Work to be completed → Your task is to copy each line that has the word "nella".

Extracted data entries

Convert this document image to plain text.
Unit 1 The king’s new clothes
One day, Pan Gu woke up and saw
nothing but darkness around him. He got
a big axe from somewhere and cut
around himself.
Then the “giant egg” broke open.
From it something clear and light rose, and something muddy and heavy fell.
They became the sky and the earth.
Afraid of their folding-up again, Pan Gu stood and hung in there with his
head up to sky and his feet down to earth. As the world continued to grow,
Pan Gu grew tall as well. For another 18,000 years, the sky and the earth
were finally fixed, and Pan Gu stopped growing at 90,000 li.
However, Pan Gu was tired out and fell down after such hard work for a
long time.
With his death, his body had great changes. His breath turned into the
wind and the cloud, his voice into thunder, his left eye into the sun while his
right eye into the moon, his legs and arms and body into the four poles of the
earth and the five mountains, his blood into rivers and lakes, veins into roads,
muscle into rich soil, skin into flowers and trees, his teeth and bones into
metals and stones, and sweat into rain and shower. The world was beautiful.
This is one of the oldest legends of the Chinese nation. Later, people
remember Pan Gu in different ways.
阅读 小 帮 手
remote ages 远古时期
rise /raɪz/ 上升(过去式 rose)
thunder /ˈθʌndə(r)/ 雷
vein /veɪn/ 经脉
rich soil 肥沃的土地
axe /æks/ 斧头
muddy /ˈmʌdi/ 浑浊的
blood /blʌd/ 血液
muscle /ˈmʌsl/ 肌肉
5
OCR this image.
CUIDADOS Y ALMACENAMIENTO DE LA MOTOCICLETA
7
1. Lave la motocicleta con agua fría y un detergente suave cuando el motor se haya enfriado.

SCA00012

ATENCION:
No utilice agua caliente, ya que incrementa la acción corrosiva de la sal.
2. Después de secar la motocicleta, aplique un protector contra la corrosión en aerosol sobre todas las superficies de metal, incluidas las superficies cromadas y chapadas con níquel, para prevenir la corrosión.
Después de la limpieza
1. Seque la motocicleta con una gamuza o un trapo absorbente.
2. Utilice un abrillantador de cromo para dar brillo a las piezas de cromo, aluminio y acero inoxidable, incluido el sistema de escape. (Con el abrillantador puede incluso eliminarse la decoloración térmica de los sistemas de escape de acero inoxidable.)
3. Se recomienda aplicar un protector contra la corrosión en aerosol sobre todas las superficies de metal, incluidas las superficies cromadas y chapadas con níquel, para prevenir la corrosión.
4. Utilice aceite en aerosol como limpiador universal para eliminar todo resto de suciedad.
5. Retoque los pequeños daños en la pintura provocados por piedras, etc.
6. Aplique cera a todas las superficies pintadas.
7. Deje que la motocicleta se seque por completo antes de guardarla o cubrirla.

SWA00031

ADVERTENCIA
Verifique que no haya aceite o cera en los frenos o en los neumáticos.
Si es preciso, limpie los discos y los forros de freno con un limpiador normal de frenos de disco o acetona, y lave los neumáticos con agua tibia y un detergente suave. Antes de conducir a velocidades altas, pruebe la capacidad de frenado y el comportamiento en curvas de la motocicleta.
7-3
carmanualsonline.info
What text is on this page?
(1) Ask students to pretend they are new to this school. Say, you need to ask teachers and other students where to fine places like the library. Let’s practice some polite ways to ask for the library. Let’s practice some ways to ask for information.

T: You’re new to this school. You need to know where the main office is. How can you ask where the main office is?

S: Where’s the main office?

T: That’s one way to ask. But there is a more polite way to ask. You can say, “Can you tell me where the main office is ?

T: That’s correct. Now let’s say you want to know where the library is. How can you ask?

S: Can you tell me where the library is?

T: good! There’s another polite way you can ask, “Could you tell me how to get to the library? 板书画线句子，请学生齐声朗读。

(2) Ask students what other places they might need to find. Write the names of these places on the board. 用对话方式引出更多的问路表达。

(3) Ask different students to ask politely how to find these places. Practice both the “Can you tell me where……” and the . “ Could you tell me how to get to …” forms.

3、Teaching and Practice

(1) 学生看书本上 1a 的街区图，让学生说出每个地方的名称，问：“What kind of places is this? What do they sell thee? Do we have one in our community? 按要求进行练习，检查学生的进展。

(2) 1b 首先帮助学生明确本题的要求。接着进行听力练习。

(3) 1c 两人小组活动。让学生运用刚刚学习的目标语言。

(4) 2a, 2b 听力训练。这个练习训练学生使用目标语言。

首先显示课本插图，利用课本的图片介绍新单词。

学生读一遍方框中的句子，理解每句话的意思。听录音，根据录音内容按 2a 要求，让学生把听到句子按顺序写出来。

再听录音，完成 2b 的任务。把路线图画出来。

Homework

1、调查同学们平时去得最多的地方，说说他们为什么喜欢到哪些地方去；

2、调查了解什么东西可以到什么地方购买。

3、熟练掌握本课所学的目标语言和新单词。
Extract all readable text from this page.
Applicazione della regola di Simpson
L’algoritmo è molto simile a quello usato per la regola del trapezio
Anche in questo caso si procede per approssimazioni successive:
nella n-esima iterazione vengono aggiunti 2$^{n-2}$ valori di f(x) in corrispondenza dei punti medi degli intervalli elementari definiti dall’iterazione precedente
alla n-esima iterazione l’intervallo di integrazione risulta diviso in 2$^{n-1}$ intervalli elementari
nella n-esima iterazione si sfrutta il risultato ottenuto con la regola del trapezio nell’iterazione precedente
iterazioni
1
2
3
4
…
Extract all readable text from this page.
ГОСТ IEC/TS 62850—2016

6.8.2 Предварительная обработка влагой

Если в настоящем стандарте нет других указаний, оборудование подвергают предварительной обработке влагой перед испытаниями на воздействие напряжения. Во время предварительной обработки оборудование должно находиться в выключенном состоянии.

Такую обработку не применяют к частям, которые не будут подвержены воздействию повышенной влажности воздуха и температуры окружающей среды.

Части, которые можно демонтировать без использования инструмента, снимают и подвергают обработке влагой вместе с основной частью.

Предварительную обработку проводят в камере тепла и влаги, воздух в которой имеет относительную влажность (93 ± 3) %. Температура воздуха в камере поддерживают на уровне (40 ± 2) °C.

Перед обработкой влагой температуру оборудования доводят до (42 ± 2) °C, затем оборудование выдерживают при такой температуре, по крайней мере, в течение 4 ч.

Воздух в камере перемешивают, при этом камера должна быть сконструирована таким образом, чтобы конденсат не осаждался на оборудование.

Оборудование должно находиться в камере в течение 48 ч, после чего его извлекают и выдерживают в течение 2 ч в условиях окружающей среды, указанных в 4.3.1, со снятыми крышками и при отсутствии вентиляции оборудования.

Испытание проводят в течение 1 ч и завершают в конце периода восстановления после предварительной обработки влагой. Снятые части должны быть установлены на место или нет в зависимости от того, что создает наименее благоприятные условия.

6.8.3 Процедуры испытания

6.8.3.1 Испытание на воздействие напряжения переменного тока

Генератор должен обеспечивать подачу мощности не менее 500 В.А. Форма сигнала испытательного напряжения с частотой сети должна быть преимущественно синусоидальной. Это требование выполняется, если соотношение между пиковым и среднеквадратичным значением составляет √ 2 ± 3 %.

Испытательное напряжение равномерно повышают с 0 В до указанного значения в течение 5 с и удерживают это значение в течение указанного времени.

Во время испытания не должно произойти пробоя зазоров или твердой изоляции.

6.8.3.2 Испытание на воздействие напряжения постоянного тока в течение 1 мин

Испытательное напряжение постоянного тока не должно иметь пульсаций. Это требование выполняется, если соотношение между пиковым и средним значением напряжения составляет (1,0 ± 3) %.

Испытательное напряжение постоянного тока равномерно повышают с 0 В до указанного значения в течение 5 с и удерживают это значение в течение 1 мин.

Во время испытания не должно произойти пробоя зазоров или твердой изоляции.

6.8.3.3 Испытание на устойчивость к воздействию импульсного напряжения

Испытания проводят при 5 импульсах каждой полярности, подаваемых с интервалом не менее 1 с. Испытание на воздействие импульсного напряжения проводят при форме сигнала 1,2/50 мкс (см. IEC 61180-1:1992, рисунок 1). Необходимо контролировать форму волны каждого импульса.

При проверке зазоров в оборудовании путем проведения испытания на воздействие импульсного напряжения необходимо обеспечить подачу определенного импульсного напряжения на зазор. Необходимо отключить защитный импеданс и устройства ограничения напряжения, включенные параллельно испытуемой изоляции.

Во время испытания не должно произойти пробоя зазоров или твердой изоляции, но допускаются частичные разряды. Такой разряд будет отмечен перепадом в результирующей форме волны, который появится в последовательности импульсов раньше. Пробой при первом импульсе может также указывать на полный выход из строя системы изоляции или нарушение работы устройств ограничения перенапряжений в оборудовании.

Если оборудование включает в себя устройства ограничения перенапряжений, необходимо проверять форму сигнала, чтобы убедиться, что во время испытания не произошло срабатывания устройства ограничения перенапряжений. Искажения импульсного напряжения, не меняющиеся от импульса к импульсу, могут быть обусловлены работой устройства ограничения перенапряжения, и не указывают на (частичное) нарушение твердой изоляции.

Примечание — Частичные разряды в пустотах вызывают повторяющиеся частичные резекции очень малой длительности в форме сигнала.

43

Expected answer →
nella n-esima iterazione vengono aggiunti 2$^{n-2}$ valori di f(x) in corrispondenza dei punti medi degli intervalli elementari definiti dall’iterazione precedente
nella n-esima iterazione si sfrutta il risultato ottenuto con la regola del trapezio nell’iterazione precedente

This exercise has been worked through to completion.